→ **Element boundary records**
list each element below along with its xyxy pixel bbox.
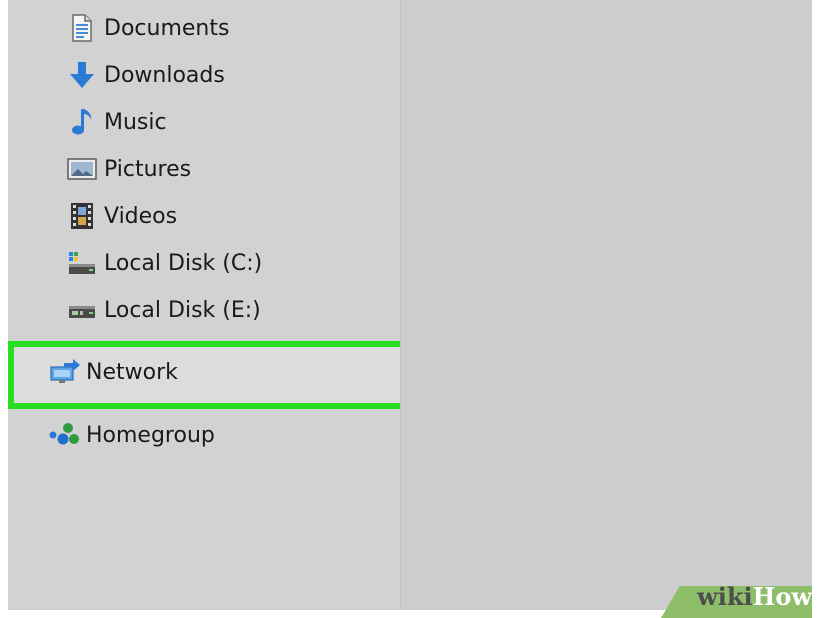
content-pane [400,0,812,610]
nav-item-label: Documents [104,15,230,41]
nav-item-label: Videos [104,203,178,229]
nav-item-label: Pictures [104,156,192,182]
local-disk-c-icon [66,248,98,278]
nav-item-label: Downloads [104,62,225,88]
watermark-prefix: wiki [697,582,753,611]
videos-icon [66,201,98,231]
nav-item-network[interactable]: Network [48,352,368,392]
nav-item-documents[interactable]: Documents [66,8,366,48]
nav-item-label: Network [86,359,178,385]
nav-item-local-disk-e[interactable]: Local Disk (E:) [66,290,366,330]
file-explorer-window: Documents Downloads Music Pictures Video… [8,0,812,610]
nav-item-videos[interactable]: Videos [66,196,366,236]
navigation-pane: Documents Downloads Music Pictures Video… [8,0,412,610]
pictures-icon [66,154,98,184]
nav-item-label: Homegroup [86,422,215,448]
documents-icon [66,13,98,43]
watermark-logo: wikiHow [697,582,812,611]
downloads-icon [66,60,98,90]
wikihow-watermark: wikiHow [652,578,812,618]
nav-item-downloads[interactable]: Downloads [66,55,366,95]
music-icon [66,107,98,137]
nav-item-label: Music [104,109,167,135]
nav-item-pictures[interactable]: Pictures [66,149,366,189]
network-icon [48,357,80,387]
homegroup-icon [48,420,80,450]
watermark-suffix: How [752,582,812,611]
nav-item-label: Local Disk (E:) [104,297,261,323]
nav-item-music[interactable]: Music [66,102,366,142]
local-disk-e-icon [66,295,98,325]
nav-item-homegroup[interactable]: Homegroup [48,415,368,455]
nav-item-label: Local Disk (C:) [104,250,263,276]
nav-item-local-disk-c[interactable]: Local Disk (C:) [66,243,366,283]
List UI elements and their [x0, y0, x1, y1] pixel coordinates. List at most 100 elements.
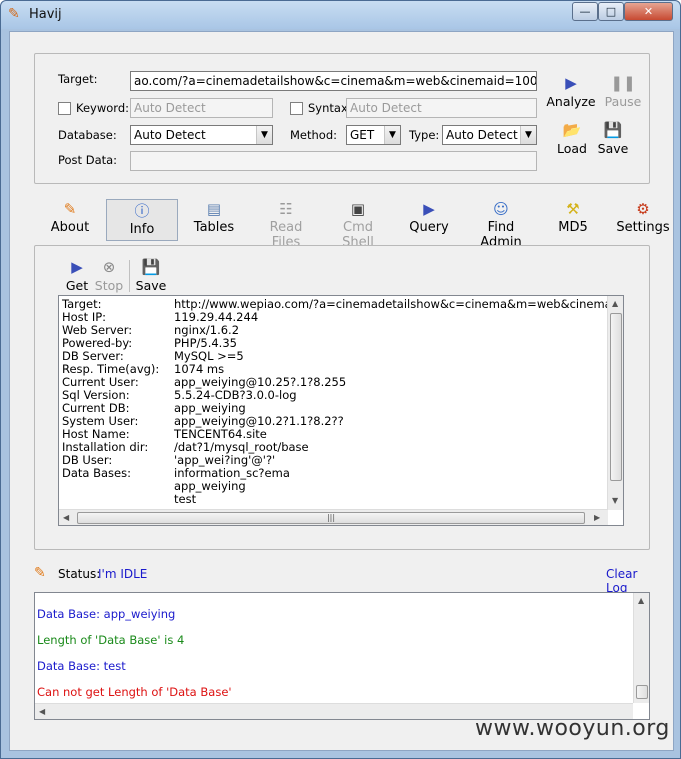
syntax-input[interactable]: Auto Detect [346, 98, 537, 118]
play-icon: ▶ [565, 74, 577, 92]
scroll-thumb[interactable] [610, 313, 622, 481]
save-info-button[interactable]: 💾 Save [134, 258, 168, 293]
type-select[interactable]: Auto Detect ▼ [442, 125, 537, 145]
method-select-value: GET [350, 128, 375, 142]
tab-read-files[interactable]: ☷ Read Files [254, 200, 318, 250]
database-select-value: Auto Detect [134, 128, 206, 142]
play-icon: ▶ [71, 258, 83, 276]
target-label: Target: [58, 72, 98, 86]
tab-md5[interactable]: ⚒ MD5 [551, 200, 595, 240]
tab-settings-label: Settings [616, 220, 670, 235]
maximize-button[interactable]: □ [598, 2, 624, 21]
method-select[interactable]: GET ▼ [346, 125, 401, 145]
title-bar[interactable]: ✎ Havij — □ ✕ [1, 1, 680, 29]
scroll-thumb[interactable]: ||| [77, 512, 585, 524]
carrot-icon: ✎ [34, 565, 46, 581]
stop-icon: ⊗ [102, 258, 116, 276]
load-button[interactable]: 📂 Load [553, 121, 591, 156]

→ **WHAT TO PRODUCE**
Copy out every line of the records above word for word, from the first block to the last, and omit the pictures from your answer.

→ **EXPECTED OUTPUT**
list each element below along with its xyxy pixel bbox.
content-pane [400,0,812,610]
nav-item-label: Documents [104,15,230,41]
nav-item-label: Videos [104,203,178,229]
nav-item-label: Pictures [104,156,192,182]
local-disk-c-icon [66,248,98,278]
nav-item-label: Downloads [104,62,225,88]
watermark-prefix: wiki [697,582,753,611]
videos-icon [66,201,98,231]
nav-item-network[interactable]: Network [48,352,368,392]
nav-item-documents[interactable]: Documents [66,8,366,48]
nav-item-label: Network [86,359,178,385]
nav-item-local-disk-e[interactable]: Local Disk (E:) [66,290,366,330]
file-explorer-window: Documents Downloads Music Pictures Video… [8,0,812,610]
nav-item-videos[interactable]: Videos [66,196,366,236]
navigation-pane: Documents Downloads Music Pictures Video… [8,0,412,610]
pictures-icon [66,154,98,184]
nav-item-label: Homegroup [86,422,215,448]
documents-icon [66,13,98,43]
watermark-logo: wikiHow [697,582,812,611]
downloads-icon [66,60,98,90]
wikihow-watermark: wikiHow [652,578,812,618]
nav-item-downloads[interactable]: Downloads [66,55,366,95]
music-icon [66,107,98,137]
nav-item-label: Music [104,109,167,135]
nav-item-pictures[interactable]: Pictures [66,149,366,189]
network-icon [48,357,80,387]
homegroup-icon [48,420,80,450]
watermark-suffix: How [752,582,812,611]
nav-item-label: Local Disk (E:) [104,297,261,323]
nav-item-music[interactable]: Music [66,102,366,142]
local-disk-e-icon [66,295,98,325]
nav-item-homegroup[interactable]: Homegroup [48,415,368,455]
nav-item-label: Local Disk (C:) [104,250,263,276]
nav-item-local-disk-c[interactable]: Local Disk (C:) [66,243,366,283]
List UI elements and their [x0, y0, x1, y1] pixel coordinates. List at most 100 elements.
syntax-input[interactable]: Auto Detect [346, 98, 537, 118]
play-icon: ▶ [565, 74, 577, 92]
scroll-thumb[interactable] [610, 313, 622, 481]
save-info-button[interactable]: 💾 Save [134, 258, 168, 293]
type-select[interactable]: Auto Detect ▼ [442, 125, 537, 145]
method-select-value: GET [350, 128, 375, 142]
tab-read-files[interactable]: ☷ Read Files [254, 200, 318, 250]
database-select-value: Auto Detect [134, 128, 206, 142]
play-icon: ▶ [71, 258, 83, 276]
target-label: Target: [58, 72, 98, 86]
tab-md5[interactable]: ⚒ MD5 [551, 200, 595, 240]
tab-settings-label: Settings [616, 220, 670, 235]
maximize-button[interactable]: □ [598, 2, 624, 21]
method-select[interactable]: GET ▼ [346, 125, 401, 145]
title-bar[interactable]: ✎ Havij — □ ✕ [1, 1, 680, 29]
scroll-thumb[interactable]: ||| [77, 512, 585, 524]
carrot-icon: ✎ [34, 565, 46, 581]
stop-icon: ⊗ [102, 258, 116, 276]
load-button[interactable]: 📂 Load [553, 121, 591, 156]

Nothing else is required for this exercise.